Begin
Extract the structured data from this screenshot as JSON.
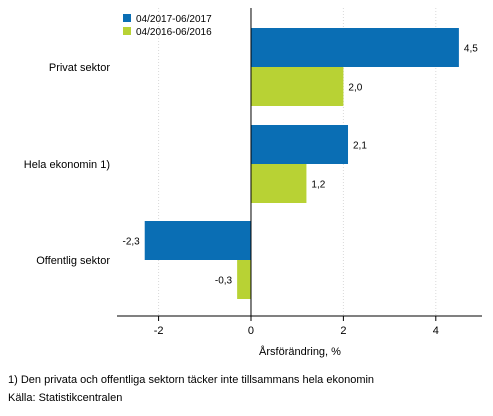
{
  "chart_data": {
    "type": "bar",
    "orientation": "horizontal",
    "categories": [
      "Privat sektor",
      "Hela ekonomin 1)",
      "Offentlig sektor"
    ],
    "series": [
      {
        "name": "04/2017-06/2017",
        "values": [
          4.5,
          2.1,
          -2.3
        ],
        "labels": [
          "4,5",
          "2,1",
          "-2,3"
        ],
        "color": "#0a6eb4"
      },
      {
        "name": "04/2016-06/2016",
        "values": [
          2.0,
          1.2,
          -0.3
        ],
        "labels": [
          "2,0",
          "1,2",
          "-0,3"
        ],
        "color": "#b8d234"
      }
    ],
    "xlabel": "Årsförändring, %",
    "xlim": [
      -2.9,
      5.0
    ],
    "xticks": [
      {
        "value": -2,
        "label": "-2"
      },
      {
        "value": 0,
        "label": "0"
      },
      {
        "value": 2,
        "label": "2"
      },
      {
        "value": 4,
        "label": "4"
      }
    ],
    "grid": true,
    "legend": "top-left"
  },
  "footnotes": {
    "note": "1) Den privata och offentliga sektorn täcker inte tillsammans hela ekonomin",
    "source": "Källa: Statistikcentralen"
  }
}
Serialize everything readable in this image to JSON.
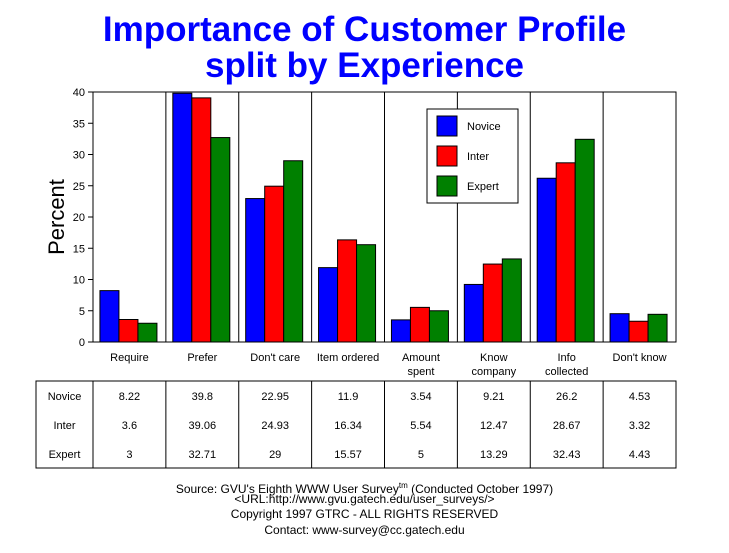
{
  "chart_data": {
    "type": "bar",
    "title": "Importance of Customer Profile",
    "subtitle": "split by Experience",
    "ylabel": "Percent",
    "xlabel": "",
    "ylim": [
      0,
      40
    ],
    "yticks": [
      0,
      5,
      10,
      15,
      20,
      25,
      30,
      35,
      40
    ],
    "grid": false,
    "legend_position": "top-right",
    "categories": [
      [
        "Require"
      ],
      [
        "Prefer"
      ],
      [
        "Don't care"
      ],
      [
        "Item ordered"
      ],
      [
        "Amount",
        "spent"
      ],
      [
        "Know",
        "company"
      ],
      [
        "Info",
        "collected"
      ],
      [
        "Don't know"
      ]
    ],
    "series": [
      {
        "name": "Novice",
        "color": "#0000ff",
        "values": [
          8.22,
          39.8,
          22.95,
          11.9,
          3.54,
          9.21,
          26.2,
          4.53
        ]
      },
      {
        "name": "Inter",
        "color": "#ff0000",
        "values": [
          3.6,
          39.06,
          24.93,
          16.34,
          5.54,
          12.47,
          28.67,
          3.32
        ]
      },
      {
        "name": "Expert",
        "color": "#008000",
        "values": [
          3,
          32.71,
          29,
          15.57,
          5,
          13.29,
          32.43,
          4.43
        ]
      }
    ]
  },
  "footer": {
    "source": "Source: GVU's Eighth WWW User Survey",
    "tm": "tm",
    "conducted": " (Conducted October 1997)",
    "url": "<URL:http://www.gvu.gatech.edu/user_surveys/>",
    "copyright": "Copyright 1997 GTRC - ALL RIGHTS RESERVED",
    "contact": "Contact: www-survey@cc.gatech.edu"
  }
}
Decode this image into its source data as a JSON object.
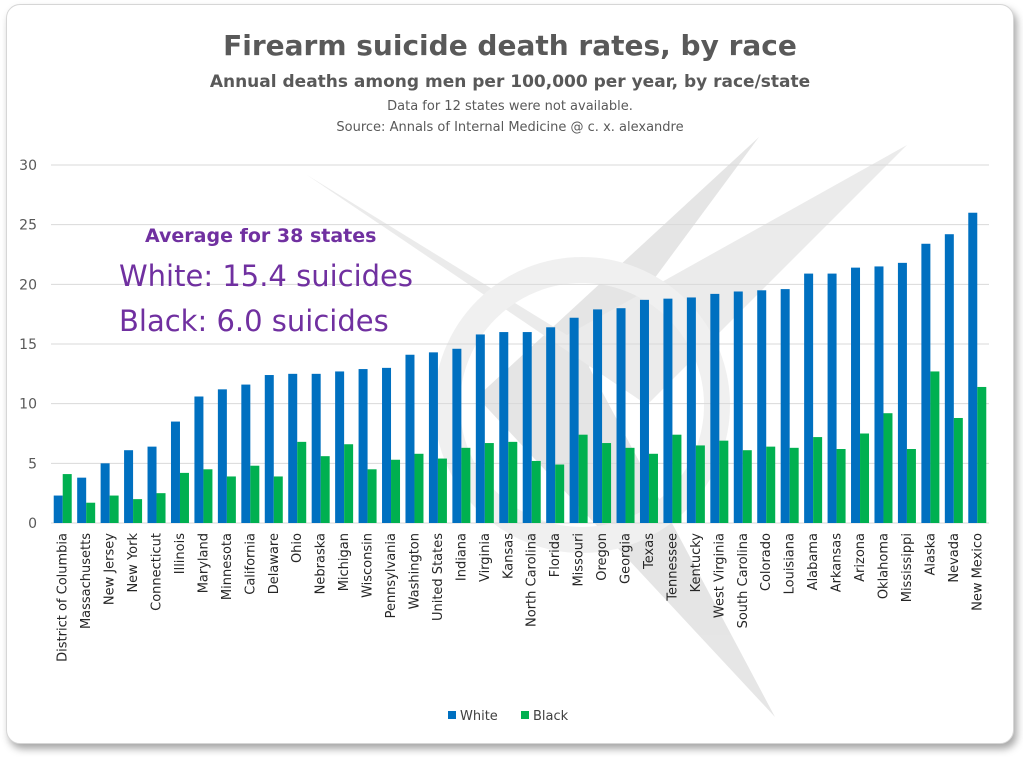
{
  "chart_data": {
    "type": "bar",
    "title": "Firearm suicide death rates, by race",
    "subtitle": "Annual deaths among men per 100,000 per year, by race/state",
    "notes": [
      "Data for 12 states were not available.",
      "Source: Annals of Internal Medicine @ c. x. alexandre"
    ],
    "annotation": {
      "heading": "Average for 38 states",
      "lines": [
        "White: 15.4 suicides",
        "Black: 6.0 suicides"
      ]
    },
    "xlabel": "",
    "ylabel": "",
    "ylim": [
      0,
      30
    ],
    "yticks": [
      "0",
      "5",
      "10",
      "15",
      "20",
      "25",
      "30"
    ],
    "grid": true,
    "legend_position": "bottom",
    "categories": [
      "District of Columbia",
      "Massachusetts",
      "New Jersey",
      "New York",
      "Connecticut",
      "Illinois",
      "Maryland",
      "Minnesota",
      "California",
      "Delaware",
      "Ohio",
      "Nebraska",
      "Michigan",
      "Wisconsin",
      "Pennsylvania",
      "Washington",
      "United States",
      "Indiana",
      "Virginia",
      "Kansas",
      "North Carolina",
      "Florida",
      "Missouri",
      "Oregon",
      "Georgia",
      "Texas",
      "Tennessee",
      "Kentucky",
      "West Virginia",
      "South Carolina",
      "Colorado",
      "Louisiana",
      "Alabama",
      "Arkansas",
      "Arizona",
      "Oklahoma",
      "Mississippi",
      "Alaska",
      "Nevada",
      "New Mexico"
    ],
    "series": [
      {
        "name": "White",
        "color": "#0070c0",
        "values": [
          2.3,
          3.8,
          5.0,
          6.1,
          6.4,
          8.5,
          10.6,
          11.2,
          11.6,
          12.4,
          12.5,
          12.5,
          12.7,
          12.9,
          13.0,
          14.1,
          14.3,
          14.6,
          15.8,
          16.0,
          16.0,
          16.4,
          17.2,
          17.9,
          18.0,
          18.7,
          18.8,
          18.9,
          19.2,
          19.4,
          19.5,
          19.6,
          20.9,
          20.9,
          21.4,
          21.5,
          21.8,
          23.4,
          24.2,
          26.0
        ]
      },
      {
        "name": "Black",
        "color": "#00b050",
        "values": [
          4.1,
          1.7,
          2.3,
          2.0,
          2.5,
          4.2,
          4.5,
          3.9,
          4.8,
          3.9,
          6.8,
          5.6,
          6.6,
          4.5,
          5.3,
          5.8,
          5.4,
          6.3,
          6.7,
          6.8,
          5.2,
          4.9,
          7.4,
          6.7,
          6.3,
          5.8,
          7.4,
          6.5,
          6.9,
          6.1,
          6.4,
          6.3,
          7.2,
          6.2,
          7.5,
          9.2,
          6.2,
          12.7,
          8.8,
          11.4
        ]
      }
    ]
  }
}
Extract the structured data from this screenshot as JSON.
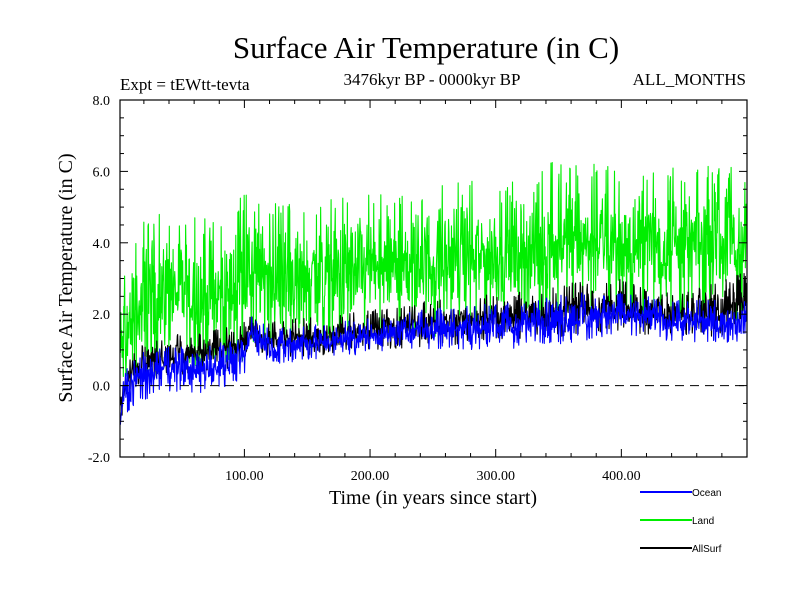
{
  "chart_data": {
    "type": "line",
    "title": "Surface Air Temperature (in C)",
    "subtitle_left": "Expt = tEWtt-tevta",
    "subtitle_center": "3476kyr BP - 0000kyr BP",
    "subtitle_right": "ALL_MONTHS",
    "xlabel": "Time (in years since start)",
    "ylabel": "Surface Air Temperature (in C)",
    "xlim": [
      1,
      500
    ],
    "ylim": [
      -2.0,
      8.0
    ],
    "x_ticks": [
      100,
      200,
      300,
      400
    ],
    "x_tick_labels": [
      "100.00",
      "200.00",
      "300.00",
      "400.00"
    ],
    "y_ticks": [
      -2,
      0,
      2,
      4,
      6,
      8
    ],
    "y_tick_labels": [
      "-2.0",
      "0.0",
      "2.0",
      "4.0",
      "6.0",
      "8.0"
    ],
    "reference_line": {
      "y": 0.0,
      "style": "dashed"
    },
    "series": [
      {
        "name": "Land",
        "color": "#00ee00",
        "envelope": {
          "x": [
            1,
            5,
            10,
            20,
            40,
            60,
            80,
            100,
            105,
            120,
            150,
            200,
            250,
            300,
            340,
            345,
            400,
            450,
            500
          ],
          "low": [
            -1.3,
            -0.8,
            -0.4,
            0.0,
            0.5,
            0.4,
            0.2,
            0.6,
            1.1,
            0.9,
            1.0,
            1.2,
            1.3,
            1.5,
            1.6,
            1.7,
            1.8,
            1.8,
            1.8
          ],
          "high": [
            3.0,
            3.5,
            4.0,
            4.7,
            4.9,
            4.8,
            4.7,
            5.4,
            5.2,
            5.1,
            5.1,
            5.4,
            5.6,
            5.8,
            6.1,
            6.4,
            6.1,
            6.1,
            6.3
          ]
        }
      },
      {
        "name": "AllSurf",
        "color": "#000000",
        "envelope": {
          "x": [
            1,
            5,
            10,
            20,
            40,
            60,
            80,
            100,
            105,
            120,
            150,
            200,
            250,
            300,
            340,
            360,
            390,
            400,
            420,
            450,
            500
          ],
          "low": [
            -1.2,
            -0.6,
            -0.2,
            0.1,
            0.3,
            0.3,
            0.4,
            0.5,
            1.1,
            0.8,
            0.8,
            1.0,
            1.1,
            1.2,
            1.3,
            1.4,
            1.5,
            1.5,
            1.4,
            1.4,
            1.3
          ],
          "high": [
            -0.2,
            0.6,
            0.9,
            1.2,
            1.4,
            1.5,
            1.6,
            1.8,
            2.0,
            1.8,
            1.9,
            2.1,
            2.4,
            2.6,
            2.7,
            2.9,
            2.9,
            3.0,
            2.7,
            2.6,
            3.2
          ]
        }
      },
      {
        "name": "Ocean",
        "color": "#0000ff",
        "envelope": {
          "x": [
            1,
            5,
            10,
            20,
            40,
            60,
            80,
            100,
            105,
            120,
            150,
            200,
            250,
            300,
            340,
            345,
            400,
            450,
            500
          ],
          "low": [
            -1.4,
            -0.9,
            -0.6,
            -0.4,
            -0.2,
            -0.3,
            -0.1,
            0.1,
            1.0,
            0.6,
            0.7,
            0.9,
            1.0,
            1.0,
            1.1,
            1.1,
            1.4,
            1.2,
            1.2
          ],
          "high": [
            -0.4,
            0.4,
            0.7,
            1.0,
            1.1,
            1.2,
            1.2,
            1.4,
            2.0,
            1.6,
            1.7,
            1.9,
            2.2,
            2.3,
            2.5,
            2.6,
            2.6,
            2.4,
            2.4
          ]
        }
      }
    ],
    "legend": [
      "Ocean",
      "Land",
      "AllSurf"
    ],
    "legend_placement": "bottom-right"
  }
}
End
**EXERCISE AIM**:
Your task is to list each line of the records with the word "gatech".

**ANSWER TO THIS PROBLEM**:
    "url": "<URL:http://www.gvu.gatech.edu/user_surveys/>",
    "contact": "Contact: www-survey@cc.gatech.edu"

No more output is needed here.